§ Task goal:
Your task is to restate the data word for word.
::::::
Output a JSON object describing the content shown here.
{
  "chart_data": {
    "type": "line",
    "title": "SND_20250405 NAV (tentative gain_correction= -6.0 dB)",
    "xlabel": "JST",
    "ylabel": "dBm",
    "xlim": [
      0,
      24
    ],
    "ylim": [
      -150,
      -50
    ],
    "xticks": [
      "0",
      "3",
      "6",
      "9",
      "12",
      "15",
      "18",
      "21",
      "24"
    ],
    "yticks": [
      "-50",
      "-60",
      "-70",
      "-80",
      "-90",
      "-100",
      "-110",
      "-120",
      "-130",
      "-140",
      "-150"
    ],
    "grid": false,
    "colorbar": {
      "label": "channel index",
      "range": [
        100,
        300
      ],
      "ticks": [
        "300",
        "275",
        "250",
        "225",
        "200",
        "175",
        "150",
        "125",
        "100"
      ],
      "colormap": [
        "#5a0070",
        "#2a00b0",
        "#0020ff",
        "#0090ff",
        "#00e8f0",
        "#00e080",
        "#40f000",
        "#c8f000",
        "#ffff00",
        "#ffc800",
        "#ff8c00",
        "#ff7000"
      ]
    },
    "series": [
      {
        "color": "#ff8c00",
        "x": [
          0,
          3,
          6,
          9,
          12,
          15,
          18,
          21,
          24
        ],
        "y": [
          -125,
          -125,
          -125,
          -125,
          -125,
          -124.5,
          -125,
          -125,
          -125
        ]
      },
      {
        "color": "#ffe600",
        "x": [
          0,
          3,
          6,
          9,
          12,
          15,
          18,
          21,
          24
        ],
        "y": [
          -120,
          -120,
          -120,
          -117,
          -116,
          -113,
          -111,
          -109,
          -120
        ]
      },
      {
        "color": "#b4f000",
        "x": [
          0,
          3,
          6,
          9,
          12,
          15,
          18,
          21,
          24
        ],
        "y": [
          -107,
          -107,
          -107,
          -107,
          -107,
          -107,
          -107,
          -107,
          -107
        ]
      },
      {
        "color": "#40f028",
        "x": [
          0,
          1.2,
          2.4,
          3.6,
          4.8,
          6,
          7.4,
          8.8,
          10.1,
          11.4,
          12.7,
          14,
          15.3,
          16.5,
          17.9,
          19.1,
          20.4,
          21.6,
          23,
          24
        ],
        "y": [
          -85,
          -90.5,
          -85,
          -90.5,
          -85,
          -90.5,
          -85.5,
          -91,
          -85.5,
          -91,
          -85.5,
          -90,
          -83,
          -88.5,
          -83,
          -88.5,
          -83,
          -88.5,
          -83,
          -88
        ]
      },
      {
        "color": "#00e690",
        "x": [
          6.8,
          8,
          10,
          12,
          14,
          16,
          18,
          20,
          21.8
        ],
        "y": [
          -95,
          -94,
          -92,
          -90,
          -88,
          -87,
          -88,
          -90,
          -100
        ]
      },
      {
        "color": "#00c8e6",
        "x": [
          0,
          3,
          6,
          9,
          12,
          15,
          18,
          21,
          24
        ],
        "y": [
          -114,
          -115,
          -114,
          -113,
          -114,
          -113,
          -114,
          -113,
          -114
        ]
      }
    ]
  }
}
::::::
§ Full output:
Output a JSON object describing the content shown here.
{
  "chart_data": {
    "type": "line",
    "title": "SND_20250405 NAV (tentative gain_correction= -6.0 dB)",
    "xlabel": "JST",
    "ylabel": "dBm",
    "xlim": [
      0,
      24
    ],
    "ylim": [
      -150,
      -50
    ],
    "xticks": [
      "0",
      "3",
      "6",
      "9",
      "12",
      "15",
      "18",
      "21",
      "24"
    ],
    "yticks": [
      "-50",
      "-60",
      "-70",
      "-80",
      "-90",
      "-100",
      "-110",
      "-120",
      "-130",
      "-140",
      "-150"
    ],
    "grid": false,
    "colorbar": {
      "label": "channel index",
      "range": [
        100,
        300
      ],
      "ticks": [
        "300",
        "275",
        "250",
        "225",
        "200",
        "175",
        "150",
        "125",
        "100"
      ],
      "colormap": [
        "#5a0070",
        "#2a00b0",
        "#0020ff",
        "#0090ff",
        "#00e8f0",
        "#00e080",
        "#40f000",
        "#c8f000",
        "#ffff00",
        "#ffc800",
        "#ff8c00",
        "#ff7000"
      ]
    },
    "series": [
      {
        "color": "#ff8c00",
        "x": [
          0,
          3,
          6,
          9,
          12,
          15,
          18,
          21,
          24
        ],
        "y": [
          -125,
          -125,
          -125,
          -125,
          -125,
          -124.5,
          -125,
          -125,
          -125
        ]
      },
      {
        "color": "#ffe600",
        "x": [
          0,
          3,
          6,
          9,
          12,
          15,
          18,
          21,
          24
        ],
        "y": [
          -120,
          -120,
          -120,
          -117,
          -116,
          -113,
          -111,
          -109,
          -120
        ]
      },
      {
        "color": "#b4f000",
        "x": [
          0,
          3,
          6,
          9,
          12,
          15,
          18,
          21,
          24
        ],
        "y": [
          -107,
          -107,
          -107,
          -107,
          -107,
          -107,
          -107,
          -107,
          -107
        ]
      },
      {
        "color": "#40f028",
        "x": [
          0,
          1.2,
          2.4,
          3.6,
          4.8,
          6,
          7.4,
          8.8,
          10.1,
          11.4,
          12.7,
          14,
          15.3,
          16.5,
          17.9,
          19.1,
          20.4,
          21.6,
          23,
          24
        ],
        "y": [
          -85,
          -90.5,
          -85,
          -90.5,
          -85,
          -90.5,
          -85.5,
          -91,
          -85.5,
          -91,
          -85.5,
          -90,
          -83,
          -88.5,
          -83,
          -88.5,
          -83,
          -88.5,
          -83,
          -88
        ]
      },
      {
        "color": "#00e690",
        "x": [
          6.8,
          8,
          10,
          12,
          14,
          16,
          18,
          20,
          21.8
        ],
        "y": [
          -95,
          -94,
          -92,
          -90,
          -88,
          -87,
          -88,
          -90,
          -100
        ]
      },
      {
        "color": "#00c8e6",
        "x": [
          0,
          3,
          6,
          9,
          12,
          15,
          18,
          21,
          24
        ],
        "y": [
          -114,
          -115,
          -114,
          -113,
          -114,
          -113,
          -114,
          -113,
          -114
        ]
      }
    ]
  }
}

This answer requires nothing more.